Job: Copy verbatim the part of the records below that opens with the line containing "List UI elements" and closes with the line containing "y2-tick-label: -6 [574, 349, 584, 361]", including both of those lines.

Entries shown:
-------------------------
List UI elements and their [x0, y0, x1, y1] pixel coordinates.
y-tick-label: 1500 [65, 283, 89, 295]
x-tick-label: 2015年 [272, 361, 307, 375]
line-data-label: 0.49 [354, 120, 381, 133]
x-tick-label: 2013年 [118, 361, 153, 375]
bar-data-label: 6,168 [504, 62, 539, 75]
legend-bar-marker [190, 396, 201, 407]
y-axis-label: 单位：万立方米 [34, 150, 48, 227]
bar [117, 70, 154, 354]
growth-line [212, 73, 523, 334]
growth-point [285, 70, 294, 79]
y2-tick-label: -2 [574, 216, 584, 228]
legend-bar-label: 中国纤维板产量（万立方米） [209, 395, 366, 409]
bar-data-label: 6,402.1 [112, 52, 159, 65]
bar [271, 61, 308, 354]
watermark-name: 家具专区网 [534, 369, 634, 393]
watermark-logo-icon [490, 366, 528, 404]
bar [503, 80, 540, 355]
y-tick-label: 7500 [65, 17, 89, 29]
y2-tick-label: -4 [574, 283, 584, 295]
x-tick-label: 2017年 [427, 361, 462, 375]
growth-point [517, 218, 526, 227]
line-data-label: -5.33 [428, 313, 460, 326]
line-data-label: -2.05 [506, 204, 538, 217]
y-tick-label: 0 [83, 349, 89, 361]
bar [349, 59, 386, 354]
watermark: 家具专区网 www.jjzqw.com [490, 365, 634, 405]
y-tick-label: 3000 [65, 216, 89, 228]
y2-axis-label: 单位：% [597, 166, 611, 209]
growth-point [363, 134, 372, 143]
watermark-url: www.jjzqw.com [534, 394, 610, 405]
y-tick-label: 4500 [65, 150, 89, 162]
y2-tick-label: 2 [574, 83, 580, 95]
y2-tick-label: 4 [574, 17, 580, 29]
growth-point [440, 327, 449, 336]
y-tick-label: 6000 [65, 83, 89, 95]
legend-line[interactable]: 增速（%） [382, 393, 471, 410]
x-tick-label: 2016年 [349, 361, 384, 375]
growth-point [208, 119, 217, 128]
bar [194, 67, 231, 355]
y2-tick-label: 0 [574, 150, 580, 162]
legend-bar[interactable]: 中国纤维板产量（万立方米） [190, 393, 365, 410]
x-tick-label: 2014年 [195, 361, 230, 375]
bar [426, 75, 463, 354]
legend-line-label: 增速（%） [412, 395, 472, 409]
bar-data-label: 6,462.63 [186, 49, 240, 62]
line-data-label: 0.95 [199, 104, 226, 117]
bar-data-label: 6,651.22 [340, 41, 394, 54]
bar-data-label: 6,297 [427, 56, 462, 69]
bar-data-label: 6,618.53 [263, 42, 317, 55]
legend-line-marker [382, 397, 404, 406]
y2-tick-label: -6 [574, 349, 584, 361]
-------------------------
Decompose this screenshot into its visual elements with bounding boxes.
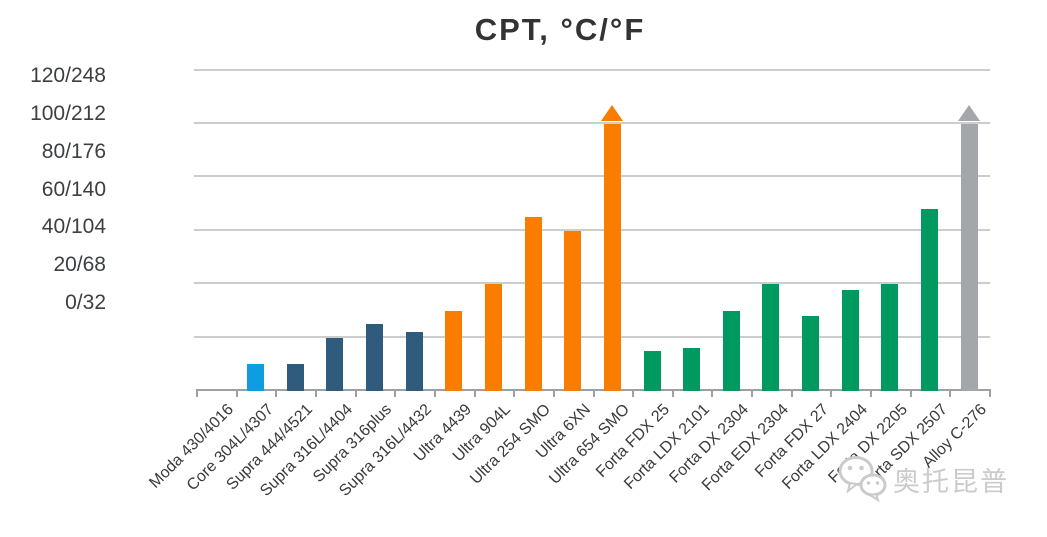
-------------------------
Output:
List UI elements and their [x0, y0, x1, y1] pixel coordinates.
y-tick-label: 1500 [65, 283, 89, 295]
x-tick-label: 2015年 [272, 361, 307, 375]
line-data-label: 0.49 [354, 120, 381, 133]
x-tick-label: 2013年 [118, 361, 153, 375]
bar-data-label: 6,168 [504, 62, 539, 75]
legend-bar-marker [190, 396, 201, 407]
y-axis-label: 单位：万立方米 [34, 150, 48, 227]
bar [117, 70, 154, 354]
growth-line [212, 73, 523, 334]
growth-point [285, 70, 294, 79]
y2-tick-label: -2 [574, 216, 584, 228]
legend-bar-label: 中国纤维板产量（万立方米） [209, 395, 366, 409]
bar-data-label: 6,402.1 [112, 52, 159, 65]
bar [271, 61, 308, 354]
watermark-name: 家具专区网 [534, 369, 634, 393]
watermark-logo-icon [490, 366, 528, 404]
bar [503, 80, 540, 355]
y-tick-label: 7500 [65, 17, 89, 29]
y2-tick-label: -4 [574, 283, 584, 295]
x-tick-label: 2017年 [427, 361, 462, 375]
growth-point [517, 218, 526, 227]
line-data-label: -5.33 [428, 313, 460, 326]
line-data-label: -2.05 [506, 204, 538, 217]
y-tick-label: 0 [83, 349, 89, 361]
bar [349, 59, 386, 354]
watermark: 家具专区网 www.jjzqw.com [490, 365, 634, 405]
y-tick-label: 3000 [65, 216, 89, 228]
y2-axis-label: 单位：% [597, 166, 611, 209]
growth-point [363, 134, 372, 143]
watermark-url: www.jjzqw.com [534, 394, 610, 405]
y-tick-label: 4500 [65, 150, 89, 162]
y2-tick-label: 2 [574, 83, 580, 95]
y2-tick-label: 4 [574, 17, 580, 29]
growth-point [440, 327, 449, 336]
y-tick-label: 6000 [65, 83, 89, 95]
legend-line[interactable]: 增速（%） [382, 393, 471, 410]
x-tick-label: 2016年 [349, 361, 384, 375]
growth-point [208, 119, 217, 128]
bar [194, 67, 231, 355]
y2-tick-label: 0 [574, 150, 580, 162]
legend-bar[interactable]: 中国纤维板产量（万立方米） [190, 393, 365, 410]
x-tick-label: 2014年 [195, 361, 230, 375]
bar [426, 75, 463, 354]
legend-line-label: 增速（%） [412, 395, 472, 409]
bar-data-label: 6,462.63 [186, 49, 240, 62]
line-data-label: 0.95 [199, 104, 226, 117]
bar-data-label: 6,651.22 [340, 41, 394, 54]
bar-data-label: 6,297 [427, 56, 462, 69]
bar-data-label: 6,618.53 [263, 42, 317, 55]
legend-line-marker [382, 397, 404, 406]
y2-tick-label: -6 [574, 349, 584, 361]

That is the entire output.